-- BEGIN DATA RECORDS --

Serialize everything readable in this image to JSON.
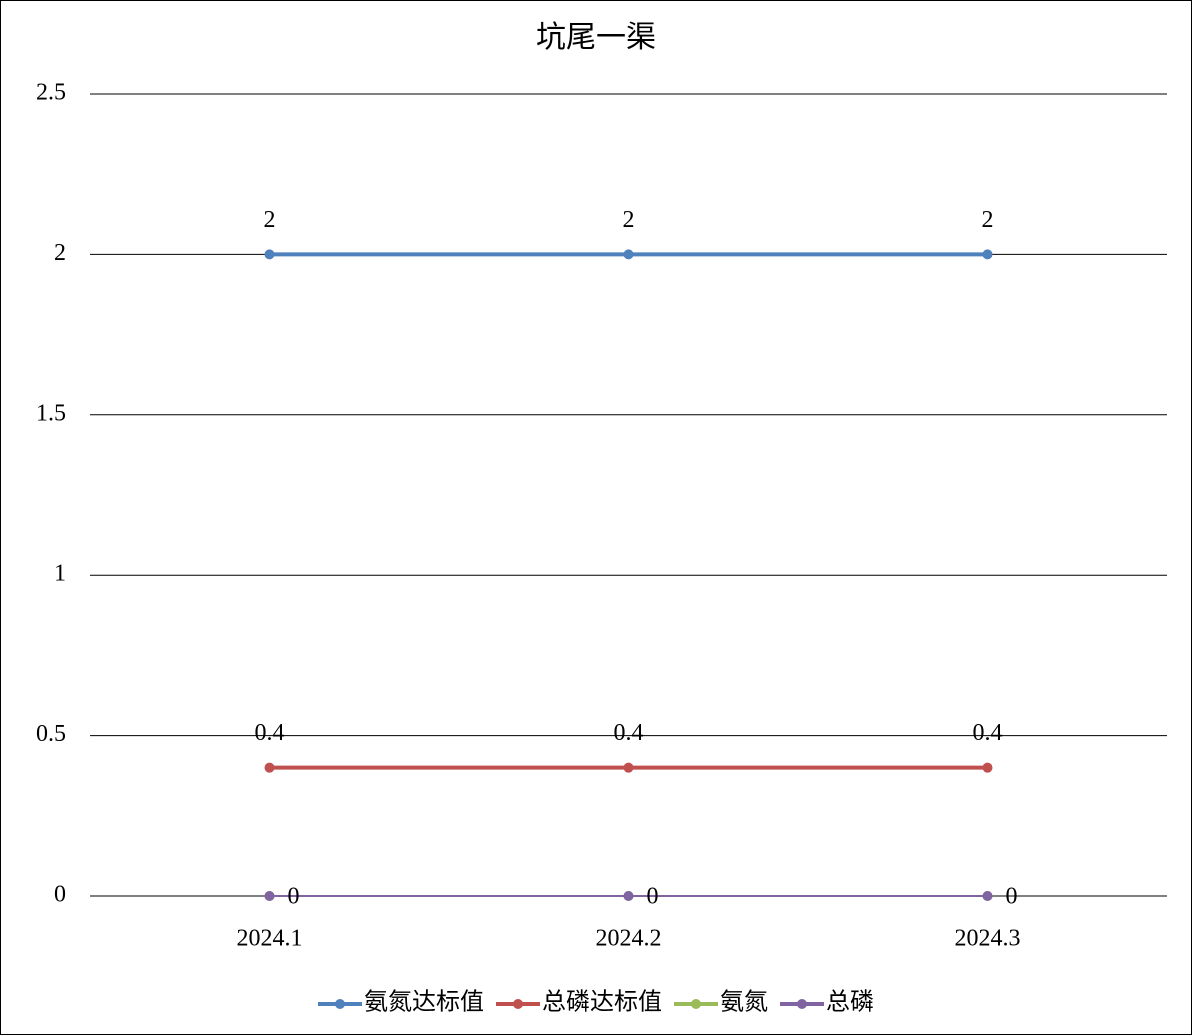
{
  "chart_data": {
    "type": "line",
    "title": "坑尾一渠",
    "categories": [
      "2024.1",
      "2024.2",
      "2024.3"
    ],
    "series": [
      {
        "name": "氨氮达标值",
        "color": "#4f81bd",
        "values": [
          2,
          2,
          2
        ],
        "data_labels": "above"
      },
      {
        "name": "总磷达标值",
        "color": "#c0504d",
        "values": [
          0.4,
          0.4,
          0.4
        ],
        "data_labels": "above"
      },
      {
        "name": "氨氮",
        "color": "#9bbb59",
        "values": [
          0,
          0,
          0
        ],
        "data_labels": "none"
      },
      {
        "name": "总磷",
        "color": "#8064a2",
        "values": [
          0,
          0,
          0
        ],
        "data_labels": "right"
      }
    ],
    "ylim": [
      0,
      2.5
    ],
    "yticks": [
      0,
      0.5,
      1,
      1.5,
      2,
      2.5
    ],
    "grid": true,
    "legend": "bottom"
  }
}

-- END DATA RECORDS --

• [BRIEF] Copy each line above that contains the word "color".

• [THE RESPONSE]
        "color": "#4f81bd",
        "color": "#c0504d",
        "color": "#9bbb59",
        "color": "#8064a2",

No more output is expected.